* _Goal_: Every line below that holds the string "coin" should be copied out.

─── Data ───

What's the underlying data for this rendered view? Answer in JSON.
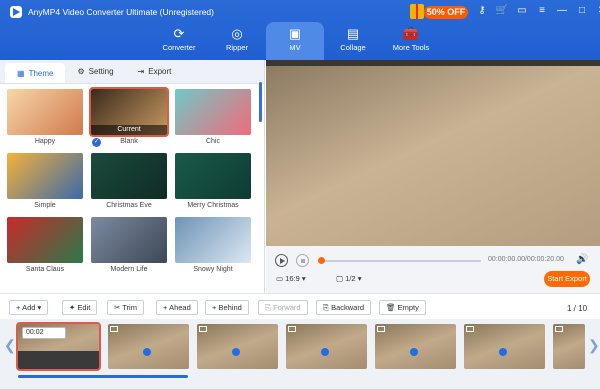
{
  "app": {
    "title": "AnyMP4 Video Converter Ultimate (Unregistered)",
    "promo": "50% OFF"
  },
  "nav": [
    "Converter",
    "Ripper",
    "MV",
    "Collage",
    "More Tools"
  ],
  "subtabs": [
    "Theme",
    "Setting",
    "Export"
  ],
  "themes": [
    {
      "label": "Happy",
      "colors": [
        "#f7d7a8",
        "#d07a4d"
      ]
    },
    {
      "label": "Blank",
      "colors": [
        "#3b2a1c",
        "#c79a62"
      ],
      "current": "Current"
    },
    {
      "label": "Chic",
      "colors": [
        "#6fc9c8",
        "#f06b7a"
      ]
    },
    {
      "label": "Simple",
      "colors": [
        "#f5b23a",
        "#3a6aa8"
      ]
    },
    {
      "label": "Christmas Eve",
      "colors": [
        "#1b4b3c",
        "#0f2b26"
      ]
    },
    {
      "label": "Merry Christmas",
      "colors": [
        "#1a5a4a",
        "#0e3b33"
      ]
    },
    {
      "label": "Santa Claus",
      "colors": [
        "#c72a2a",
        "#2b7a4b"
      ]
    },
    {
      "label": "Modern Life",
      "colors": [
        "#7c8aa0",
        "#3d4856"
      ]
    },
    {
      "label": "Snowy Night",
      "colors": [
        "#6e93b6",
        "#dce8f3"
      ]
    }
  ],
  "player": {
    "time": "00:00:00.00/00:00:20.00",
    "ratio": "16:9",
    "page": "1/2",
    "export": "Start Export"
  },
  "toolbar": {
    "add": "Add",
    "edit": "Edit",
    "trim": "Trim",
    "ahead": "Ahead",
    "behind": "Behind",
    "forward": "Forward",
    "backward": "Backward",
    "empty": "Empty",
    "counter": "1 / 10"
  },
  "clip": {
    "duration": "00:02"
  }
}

───
─── Data ───

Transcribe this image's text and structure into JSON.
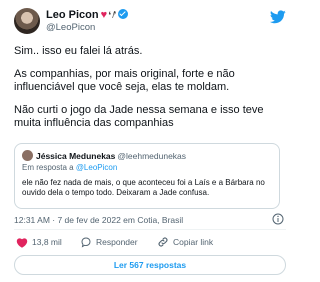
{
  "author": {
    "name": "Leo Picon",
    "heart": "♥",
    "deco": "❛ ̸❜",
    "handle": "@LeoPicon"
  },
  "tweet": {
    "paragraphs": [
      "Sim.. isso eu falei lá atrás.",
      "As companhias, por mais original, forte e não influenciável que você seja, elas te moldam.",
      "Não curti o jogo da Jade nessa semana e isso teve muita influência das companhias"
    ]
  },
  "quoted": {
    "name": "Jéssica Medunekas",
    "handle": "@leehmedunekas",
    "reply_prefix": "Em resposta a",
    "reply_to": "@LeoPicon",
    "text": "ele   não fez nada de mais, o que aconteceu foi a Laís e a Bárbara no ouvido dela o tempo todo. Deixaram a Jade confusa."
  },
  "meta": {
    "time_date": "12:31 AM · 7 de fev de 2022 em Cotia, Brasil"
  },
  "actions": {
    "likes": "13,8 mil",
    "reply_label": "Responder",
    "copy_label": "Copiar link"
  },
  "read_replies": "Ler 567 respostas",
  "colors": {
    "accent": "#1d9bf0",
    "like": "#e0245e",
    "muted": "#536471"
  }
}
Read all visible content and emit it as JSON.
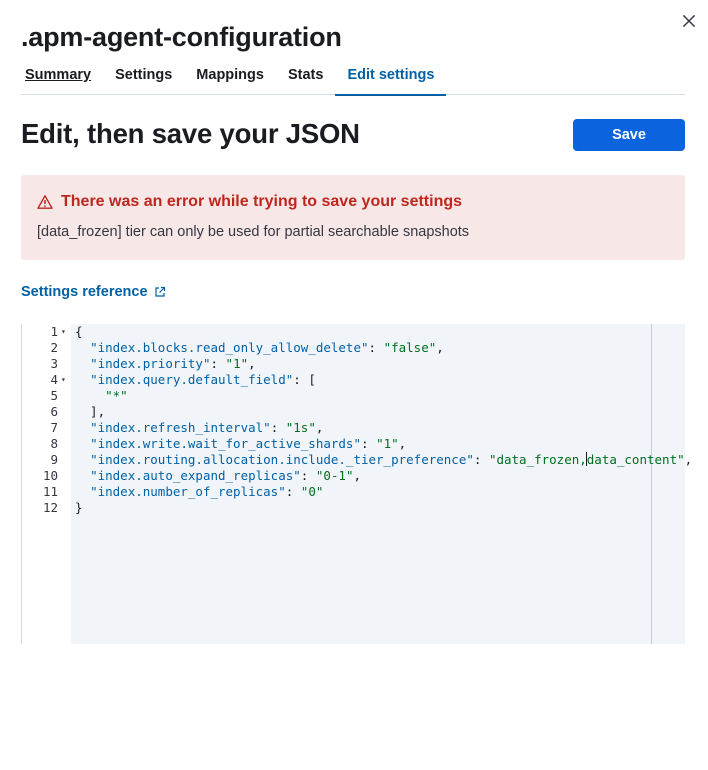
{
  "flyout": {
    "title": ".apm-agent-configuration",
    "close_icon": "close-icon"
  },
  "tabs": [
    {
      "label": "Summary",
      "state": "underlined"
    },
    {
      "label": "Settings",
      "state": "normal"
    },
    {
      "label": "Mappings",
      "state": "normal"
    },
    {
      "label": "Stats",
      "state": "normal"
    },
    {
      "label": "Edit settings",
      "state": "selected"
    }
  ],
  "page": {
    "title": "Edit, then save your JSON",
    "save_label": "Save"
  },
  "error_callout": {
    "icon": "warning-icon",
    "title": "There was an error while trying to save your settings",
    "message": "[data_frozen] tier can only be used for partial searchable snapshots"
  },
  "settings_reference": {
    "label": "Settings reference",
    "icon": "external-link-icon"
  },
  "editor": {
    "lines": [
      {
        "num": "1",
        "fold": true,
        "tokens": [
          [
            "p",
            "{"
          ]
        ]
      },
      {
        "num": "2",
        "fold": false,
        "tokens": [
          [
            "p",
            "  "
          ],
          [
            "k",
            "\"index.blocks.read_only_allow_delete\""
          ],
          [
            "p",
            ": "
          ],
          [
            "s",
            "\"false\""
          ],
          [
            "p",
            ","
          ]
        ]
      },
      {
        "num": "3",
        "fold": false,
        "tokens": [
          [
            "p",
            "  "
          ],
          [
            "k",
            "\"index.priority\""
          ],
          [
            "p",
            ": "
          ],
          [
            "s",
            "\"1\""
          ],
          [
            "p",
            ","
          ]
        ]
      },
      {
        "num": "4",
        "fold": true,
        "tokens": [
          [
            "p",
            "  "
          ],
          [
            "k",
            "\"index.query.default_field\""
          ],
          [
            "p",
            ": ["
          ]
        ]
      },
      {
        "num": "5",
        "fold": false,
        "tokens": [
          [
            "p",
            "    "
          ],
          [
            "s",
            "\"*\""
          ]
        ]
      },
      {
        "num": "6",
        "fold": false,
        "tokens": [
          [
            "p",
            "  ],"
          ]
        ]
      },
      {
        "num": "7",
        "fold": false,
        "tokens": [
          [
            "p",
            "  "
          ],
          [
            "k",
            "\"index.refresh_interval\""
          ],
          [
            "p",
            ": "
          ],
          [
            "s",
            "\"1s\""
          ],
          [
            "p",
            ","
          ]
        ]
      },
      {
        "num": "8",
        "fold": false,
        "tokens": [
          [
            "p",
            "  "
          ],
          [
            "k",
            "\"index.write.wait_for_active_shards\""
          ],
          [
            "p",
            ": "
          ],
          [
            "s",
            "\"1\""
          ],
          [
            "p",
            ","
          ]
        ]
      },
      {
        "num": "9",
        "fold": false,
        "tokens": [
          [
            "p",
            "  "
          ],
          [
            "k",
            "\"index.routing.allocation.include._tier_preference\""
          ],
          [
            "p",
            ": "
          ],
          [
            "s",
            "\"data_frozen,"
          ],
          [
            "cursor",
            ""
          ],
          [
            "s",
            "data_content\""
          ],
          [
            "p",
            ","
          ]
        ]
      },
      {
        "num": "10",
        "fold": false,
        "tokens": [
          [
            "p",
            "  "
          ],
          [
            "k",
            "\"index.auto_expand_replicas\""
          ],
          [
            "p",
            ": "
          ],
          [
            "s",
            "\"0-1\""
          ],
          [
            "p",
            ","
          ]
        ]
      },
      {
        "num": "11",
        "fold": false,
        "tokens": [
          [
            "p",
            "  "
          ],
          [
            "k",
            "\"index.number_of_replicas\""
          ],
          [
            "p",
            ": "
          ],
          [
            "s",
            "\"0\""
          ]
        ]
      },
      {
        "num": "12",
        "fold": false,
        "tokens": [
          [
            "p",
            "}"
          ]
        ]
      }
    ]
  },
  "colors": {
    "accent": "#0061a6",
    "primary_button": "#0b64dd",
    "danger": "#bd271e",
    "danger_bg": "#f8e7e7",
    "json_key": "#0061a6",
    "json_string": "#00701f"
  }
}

───
─── Data ───

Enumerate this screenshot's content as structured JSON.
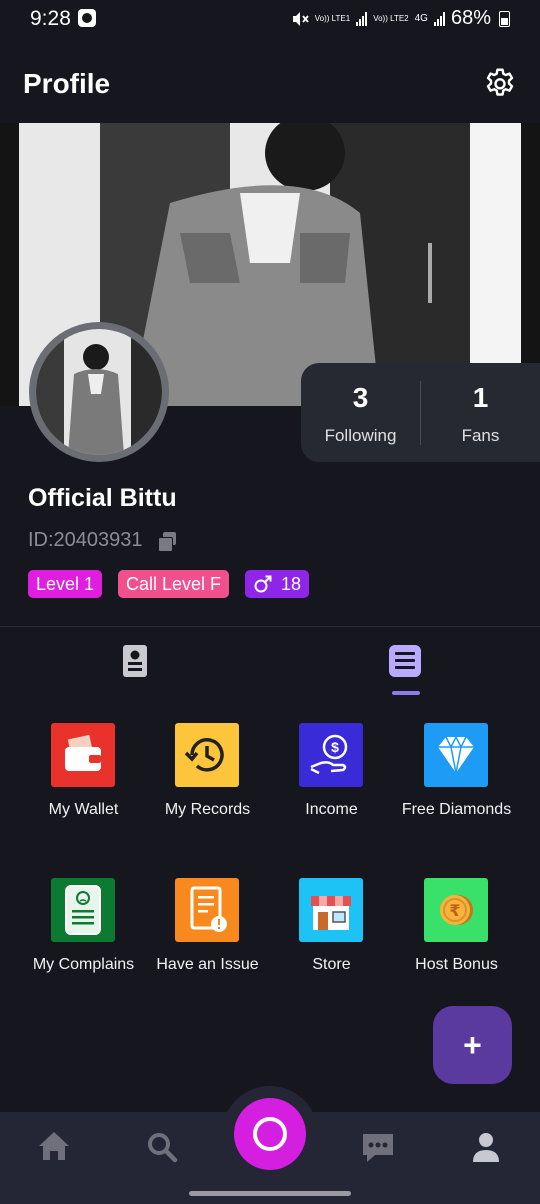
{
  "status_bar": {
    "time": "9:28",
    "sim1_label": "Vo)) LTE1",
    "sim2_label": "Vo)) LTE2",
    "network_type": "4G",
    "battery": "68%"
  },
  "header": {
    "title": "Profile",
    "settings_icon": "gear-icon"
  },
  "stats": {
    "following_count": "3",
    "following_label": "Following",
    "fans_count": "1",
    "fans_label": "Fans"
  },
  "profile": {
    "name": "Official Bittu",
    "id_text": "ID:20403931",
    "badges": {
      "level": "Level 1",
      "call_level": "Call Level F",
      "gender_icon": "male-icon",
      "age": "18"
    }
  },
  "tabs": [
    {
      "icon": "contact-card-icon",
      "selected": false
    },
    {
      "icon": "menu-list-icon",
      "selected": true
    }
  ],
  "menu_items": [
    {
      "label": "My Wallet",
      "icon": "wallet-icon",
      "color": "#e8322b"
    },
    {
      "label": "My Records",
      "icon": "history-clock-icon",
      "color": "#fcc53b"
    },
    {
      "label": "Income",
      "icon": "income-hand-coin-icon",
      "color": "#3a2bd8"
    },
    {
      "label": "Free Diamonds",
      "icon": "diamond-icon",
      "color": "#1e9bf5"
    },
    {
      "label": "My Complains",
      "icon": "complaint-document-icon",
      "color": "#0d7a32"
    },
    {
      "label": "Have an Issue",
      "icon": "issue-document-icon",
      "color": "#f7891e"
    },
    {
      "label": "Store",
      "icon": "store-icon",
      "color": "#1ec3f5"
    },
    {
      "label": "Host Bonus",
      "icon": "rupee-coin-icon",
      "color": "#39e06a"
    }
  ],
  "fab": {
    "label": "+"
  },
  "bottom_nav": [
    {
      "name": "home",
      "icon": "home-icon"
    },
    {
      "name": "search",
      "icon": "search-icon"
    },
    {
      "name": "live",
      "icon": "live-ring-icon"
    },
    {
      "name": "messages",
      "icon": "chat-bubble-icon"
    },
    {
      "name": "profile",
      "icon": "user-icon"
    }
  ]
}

───

* _Response_:
      "icon": "income-hand-coin-icon",
      "icon": "rupee-coin-icon",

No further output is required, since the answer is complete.